Pick out every line holding the string "active" and copy it.

## SUPPLIED DATA
- - - - - - -
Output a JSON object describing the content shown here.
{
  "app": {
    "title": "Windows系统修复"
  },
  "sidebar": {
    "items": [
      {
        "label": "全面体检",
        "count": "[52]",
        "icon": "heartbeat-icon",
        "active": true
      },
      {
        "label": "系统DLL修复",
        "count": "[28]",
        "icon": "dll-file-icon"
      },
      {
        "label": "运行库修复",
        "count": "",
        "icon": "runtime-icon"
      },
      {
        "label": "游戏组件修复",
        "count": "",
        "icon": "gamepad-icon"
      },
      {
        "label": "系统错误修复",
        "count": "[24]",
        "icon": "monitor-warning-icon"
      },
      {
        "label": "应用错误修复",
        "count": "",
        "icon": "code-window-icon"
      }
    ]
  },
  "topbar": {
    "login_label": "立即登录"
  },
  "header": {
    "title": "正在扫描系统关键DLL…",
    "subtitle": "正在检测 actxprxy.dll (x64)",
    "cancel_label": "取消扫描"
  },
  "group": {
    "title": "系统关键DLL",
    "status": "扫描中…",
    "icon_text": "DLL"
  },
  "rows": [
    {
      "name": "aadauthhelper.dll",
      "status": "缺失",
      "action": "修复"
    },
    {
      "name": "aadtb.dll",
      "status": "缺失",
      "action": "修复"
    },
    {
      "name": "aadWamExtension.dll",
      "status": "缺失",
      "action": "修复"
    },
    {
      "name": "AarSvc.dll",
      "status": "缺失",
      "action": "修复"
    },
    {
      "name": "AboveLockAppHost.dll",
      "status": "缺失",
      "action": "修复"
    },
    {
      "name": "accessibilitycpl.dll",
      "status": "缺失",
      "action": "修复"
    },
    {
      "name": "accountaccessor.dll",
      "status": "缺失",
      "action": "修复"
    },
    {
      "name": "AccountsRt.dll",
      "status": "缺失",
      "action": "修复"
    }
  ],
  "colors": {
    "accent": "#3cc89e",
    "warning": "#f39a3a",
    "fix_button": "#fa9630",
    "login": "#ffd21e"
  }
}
- - - - - - -
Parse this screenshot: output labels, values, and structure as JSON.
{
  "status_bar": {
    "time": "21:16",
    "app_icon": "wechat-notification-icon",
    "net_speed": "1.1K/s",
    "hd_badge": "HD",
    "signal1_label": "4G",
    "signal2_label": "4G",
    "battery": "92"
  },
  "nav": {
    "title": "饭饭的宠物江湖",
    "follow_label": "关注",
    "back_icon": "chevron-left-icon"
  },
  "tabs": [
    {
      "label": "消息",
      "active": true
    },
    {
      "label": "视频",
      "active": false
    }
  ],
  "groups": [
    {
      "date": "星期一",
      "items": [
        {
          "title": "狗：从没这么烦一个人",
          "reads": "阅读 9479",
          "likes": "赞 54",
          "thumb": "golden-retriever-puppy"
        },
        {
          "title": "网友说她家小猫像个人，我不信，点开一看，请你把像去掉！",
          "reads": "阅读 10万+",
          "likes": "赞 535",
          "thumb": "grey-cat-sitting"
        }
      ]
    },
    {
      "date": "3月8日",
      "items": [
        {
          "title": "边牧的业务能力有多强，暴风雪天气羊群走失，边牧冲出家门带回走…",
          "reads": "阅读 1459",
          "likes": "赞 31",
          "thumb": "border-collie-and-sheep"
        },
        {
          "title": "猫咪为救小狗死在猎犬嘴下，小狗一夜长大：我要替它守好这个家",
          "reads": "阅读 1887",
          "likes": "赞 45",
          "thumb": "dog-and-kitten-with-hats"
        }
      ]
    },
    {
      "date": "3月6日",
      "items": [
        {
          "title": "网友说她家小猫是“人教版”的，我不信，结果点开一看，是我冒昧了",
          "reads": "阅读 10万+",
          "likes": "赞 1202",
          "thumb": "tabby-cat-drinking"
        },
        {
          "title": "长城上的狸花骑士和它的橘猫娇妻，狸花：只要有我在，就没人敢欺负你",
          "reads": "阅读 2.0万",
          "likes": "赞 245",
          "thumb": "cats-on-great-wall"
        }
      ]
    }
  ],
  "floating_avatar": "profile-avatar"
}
- - - - - - -
## RESULT OF THIS EXERCISE
        "active": true
      "active": true
      "active": false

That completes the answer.